##### RECORD LIST
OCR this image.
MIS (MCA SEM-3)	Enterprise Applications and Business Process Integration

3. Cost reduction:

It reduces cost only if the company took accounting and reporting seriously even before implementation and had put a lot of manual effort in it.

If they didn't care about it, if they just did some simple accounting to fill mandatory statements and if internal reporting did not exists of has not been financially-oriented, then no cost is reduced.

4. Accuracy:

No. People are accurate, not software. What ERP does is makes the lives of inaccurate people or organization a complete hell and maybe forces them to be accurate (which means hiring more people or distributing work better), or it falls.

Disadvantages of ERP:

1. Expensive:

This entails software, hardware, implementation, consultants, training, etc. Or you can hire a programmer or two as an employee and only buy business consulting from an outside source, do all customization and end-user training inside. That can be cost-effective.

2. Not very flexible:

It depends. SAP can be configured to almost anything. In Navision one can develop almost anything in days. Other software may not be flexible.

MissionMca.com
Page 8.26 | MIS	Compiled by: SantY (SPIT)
##########
GIVEN INSTRUCTION: Write out every record verbatim.

ANSWER FOR THIS EXERCISE:
OCR this image.
MIS (MCA SEM-3)	Enterprise Applications and Business Process Integration

3. Cost reduction:

It reduces cost only if the company took accounting and reporting seriously even before implementation and had put a lot of manual effort in it.

If they didn't care about it, if they just did some simple accounting to fill mandatory statements and if internal reporting did not exists of has not been financially-oriented, then no cost is reduced.

4. Accuracy:

No. People are accurate, not software. What ERP does is makes the lives of inaccurate people or organization a complete hell and maybe forces them to be accurate (which means hiring more people or distributing work better), or it falls.

Disadvantages of ERP:

1. Expensive:

This entails software, hardware, implementation, consultants, training, etc. Or you can hire a programmer or two as an employee and only buy business consulting from an outside source, do all customization and end-user training inside. That can be cost-effective.

2. Not very flexible:

It depends. SAP can be configured to almost anything. In Navision one can develop almost anything in days. Other software may not be flexible.

MissionMca.com
Page 8.26 | MIS	Compiled by: SantY (SPIT)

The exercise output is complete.